──────── Data entries

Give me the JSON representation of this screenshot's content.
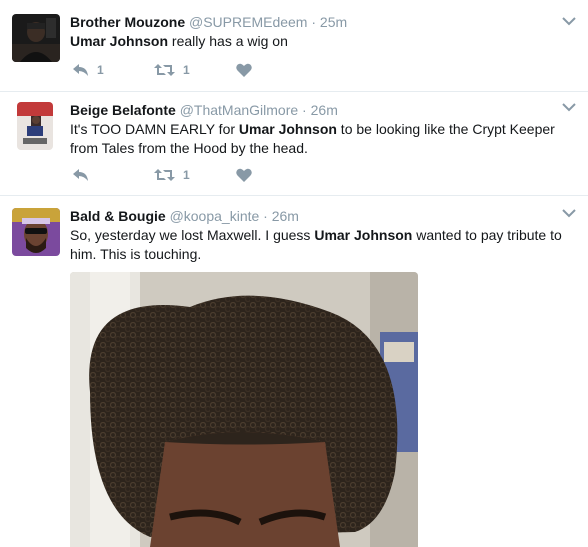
{
  "tweets": [
    {
      "name": "Brother Mouzone",
      "handle": "@SUPREMEdeem",
      "time": "25m",
      "text_parts": [
        {
          "t": "Umar Johnson",
          "b": true
        },
        {
          "t": " really has a wig on",
          "b": false
        }
      ],
      "reply_count": "1",
      "retweet_count": "1",
      "like_count": ""
    },
    {
      "name": "Beige Belafonte",
      "handle": "@ThatManGilmore",
      "time": "26m",
      "text_parts": [
        {
          "t": "It's TOO DAMN EARLY for ",
          "b": false
        },
        {
          "t": "Umar Johnson",
          "b": true
        },
        {
          "t": " to be looking like the Crypt Keeper from Tales from the Hood by the head.",
          "b": false
        }
      ],
      "reply_count": "",
      "retweet_count": "1",
      "like_count": ""
    },
    {
      "name": "Bald & Bougie",
      "handle": "@koopa_kinte",
      "time": "26m",
      "text_parts": [
        {
          "t": "So, yesterday we lost Maxwell. I guess ",
          "b": false
        },
        {
          "t": "Umar Johnson",
          "b": true
        },
        {
          "t": " wanted to pay tribute to him. This is touching.",
          "b": false
        }
      ]
    }
  ],
  "separator": " · ",
  "colors": {
    "text": "#14171a",
    "muted": "#8899a6",
    "divider": "#e6ecf0"
  },
  "icons": [
    "reply-icon",
    "retweet-icon",
    "like-icon",
    "chevron-down-icon"
  ]
}
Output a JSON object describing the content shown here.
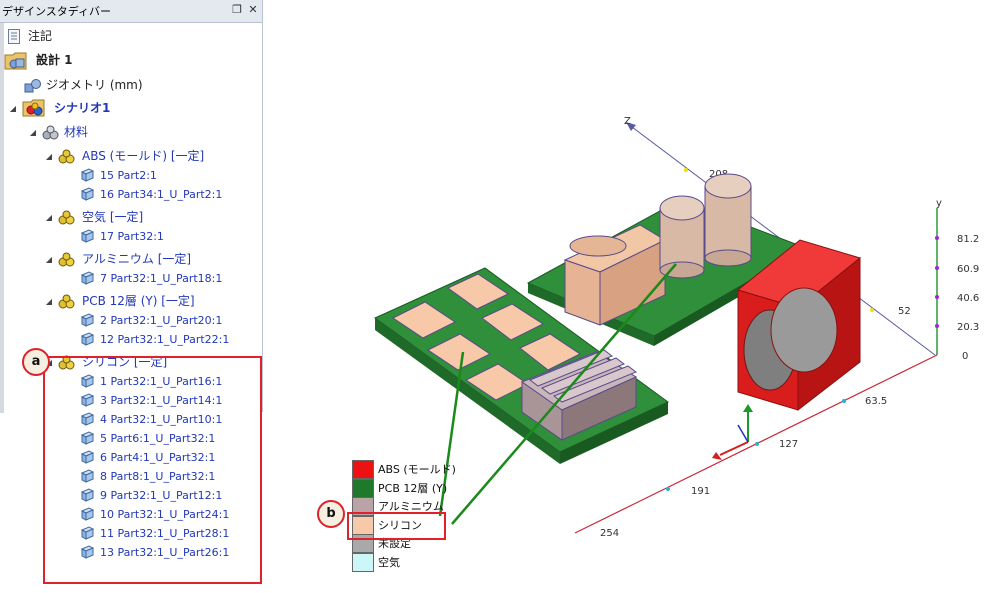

────────────────

Given problem:
Omit the pictures and restate the rest of the records verbatim.

Full output:
Give me the JSON representation of this screenshot's content.
{
  "tweets": [
    {
      "name": "Brother Mouzone",
      "handle": "@SUPREMEdeem",
      "time": "25m",
      "text_parts": [
        {
          "t": "Umar Johnson",
          "b": true
        },
        {
          "t": " really has a wig on",
          "b": false
        }
      ],
      "reply_count": "1",
      "retweet_count": "1",
      "like_count": ""
    },
    {
      "name": "Beige Belafonte",
      "handle": "@ThatManGilmore",
      "time": "26m",
      "text_parts": [
        {
          "t": "It's TOO DAMN EARLY for ",
          "b": false
        },
        {
          "t": "Umar Johnson",
          "b": true
        },
        {
          "t": " to be looking like the Crypt Keeper from Tales from the Hood by the head.",
          "b": false
        }
      ],
      "reply_count": "",
      "retweet_count": "1",
      "like_count": ""
    },
    {
      "name": "Bald & Bougie",
      "handle": "@koopa_kinte",
      "time": "26m",
      "text_parts": [
        {
          "t": "So, yesterday we lost Maxwell. I guess ",
          "b": false
        },
        {
          "t": "Umar Johnson",
          "b": true
        },
        {
          "t": " wanted to pay tribute to him. This is touching.",
          "b": false
        }
      ]
    }
  ],
  "separator": " · ",
  "colors": {
    "text": "#14171a",
    "muted": "#8899a6",
    "divider": "#e6ecf0"
  },
  "icons": [
    "reply-icon",
    "retweet-icon",
    "like-icon",
    "chevron-down-icon"
  ]
}
Output a JSON object describing the content shown here.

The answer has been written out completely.